* [SHORT EXERCISE] Repeat the records in full and exactly, omitting pictures.

* [EXERCISE INPUT]

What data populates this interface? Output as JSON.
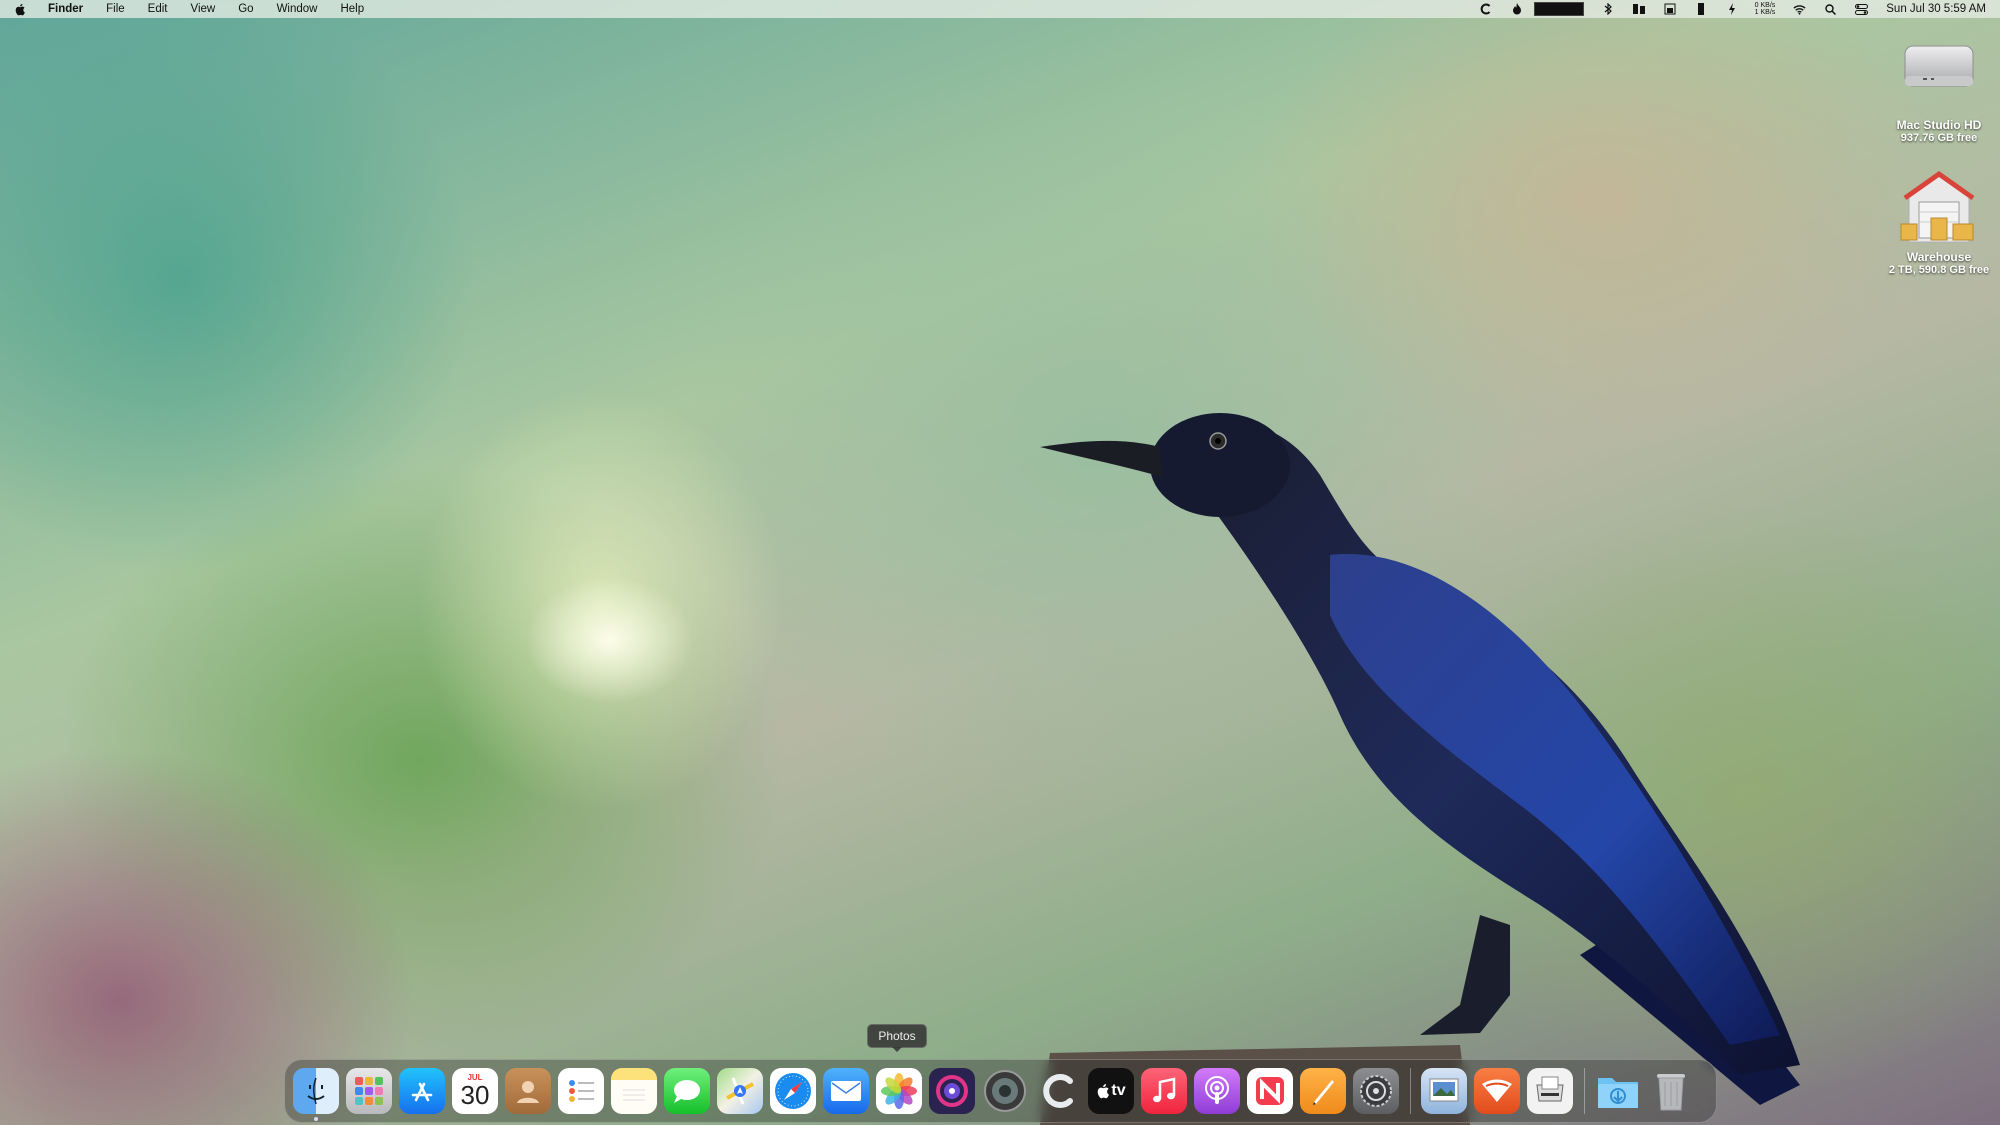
{
  "menubar": {
    "app_name": "Finder",
    "menus": [
      "File",
      "Edit",
      "View",
      "Go",
      "Window",
      "Help"
    ],
    "status_icons": [
      "c-icon",
      "flame-icon",
      "battery-meter-icon",
      "bluetooth-icon",
      "memory-icon",
      "disk-icon",
      "cpu-icon",
      "energy-icon",
      "wifi-icon",
      "search-icon",
      "control-center-icon"
    ],
    "network_up": "0 KB/s",
    "network_down": "1 KB/s",
    "clock": "Sun Jul 30  5:59 AM"
  },
  "desktop": {
    "items": [
      {
        "name": "Mac Studio HD",
        "detail": "937.76 GB free",
        "icon": "mac-studio-drive-icon"
      },
      {
        "name": "Warehouse",
        "detail": "2 TB, 590.8 GB free",
        "icon": "warehouse-drive-icon"
      }
    ]
  },
  "tooltip": {
    "text": "Photos"
  },
  "dock": {
    "calendar_month": "JUL",
    "calendar_day": "30",
    "tv_label": "tv",
    "apps": [
      "Finder",
      "Launchpad",
      "App Store",
      "Calendar",
      "Contacts",
      "Reminders",
      "Notes",
      "Messages",
      "Maps",
      "Safari",
      "Mail",
      "Photos",
      "Omnifocus",
      "Compressor",
      "CleanMyMac",
      "Apple TV",
      "Music",
      "Podcasts",
      "News",
      "Pages",
      "System Settings",
      "Preview",
      "Drafts",
      "Scanner",
      "Downloads",
      "Trash"
    ]
  },
  "colors": {
    "menubar_bg": "#e6ece4",
    "dock_bg": "#282828",
    "tooltip_bg": "#323232"
  }
}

* [SOLUTION TO THE PROBLEM]
What data populates this interface? Output as JSON.
{
  "menubar": {
    "app_name": "Finder",
    "menus": [
      "File",
      "Edit",
      "View",
      "Go",
      "Window",
      "Help"
    ],
    "status_icons": [
      "c-icon",
      "flame-icon",
      "battery-meter-icon",
      "bluetooth-icon",
      "memory-icon",
      "disk-icon",
      "cpu-icon",
      "energy-icon",
      "wifi-icon",
      "search-icon",
      "control-center-icon"
    ],
    "network_up": "0 KB/s",
    "network_down": "1 KB/s",
    "clock": "Sun Jul 30  5:59 AM"
  },
  "desktop": {
    "items": [
      {
        "name": "Mac Studio HD",
        "detail": "937.76 GB free",
        "icon": "mac-studio-drive-icon"
      },
      {
        "name": "Warehouse",
        "detail": "2 TB, 590.8 GB free",
        "icon": "warehouse-drive-icon"
      }
    ]
  },
  "tooltip": {
    "text": "Photos"
  },
  "dock": {
    "calendar_month": "JUL",
    "calendar_day": "30",
    "tv_label": "tv",
    "apps": [
      "Finder",
      "Launchpad",
      "App Store",
      "Calendar",
      "Contacts",
      "Reminders",
      "Notes",
      "Messages",
      "Maps",
      "Safari",
      "Mail",
      "Photos",
      "Omnifocus",
      "Compressor",
      "CleanMyMac",
      "Apple TV",
      "Music",
      "Podcasts",
      "News",
      "Pages",
      "System Settings",
      "Preview",
      "Drafts",
      "Scanner",
      "Downloads",
      "Trash"
    ]
  },
  "colors": {
    "menubar_bg": "#e6ece4",
    "dock_bg": "#282828",
    "tooltip_bg": "#323232"
  }
}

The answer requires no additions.